*Passage to read*.
However, these instances of the positive power of blindness seem to be exceptions to the rule for Saramago. Blindness seems to work differently for the thief and the girl with the glasses largely because of their connection to the doctor’s wife and the community she brings together. For the rest of the internees, blindness has an almost opposite effect. As people lose their sight, they also lose their humanity. They are treated like livestock, thrown into an asylum that is barely fit for occupation. As the doctor’s wife observes, they are treated like “dogs,” and later, the narrator observes that the blind move around like insects, waving their arms around like “antennae” (57, 81). This language not only dehumanizes the blind, it also suggests that Saramago sees sight as a critical part of the human experience. If blindness is not bolstered by community and kindness—as is the case with those in the first ward—people will devolve to their most atavistic instincts. Not only do they harm others to provide for themselves, they lose interest in those around them, so much so that as long as they live, the blind do not care about “knowing those who had died” (87).

*Task to complete*.
In the passage about blindness in Saramago, what does the doctor's wife observe that the internees are treated like?

*Data excerpts*.
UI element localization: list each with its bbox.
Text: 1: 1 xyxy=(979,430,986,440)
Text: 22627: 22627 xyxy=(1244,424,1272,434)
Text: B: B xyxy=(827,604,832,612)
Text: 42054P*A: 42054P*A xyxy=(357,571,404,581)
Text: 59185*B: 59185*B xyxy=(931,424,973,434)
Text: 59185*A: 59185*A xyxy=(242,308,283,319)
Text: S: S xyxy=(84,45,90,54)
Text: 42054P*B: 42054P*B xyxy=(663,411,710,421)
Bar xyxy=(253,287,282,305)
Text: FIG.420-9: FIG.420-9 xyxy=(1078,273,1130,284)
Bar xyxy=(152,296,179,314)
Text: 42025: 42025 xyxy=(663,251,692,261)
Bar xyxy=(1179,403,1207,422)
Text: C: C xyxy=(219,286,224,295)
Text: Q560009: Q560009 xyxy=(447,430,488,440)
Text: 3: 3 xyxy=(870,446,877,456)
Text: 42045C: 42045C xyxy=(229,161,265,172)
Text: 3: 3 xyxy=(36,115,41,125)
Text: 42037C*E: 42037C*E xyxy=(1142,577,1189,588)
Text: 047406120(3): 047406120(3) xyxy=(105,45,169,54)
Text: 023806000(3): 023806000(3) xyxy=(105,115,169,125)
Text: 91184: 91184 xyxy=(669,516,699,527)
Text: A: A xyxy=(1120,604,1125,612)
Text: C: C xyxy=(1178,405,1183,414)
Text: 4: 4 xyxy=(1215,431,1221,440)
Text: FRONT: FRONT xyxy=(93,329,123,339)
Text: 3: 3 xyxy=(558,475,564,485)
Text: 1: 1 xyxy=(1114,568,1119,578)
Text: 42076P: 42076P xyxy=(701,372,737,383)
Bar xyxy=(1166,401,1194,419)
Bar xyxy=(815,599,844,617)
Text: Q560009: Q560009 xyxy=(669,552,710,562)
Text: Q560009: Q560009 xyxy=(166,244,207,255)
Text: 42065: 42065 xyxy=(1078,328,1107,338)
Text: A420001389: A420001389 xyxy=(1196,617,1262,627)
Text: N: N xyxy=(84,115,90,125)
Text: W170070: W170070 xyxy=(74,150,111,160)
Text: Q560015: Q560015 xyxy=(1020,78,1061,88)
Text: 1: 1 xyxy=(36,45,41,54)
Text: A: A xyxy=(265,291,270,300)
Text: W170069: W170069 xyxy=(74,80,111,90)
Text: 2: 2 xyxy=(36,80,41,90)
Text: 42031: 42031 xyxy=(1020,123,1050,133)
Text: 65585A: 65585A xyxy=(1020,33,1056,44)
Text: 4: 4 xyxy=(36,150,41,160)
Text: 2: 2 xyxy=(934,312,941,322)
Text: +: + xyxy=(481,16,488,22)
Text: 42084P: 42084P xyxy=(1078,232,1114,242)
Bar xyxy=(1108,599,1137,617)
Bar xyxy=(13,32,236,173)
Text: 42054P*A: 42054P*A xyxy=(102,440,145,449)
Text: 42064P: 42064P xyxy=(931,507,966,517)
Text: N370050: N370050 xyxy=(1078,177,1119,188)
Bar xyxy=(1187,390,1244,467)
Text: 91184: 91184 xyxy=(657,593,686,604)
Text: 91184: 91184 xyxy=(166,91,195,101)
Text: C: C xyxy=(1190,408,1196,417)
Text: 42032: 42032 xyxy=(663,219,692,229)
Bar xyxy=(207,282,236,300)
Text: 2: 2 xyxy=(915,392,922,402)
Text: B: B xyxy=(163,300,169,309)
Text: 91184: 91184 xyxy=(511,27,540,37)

*Problem solution*.
Dogs.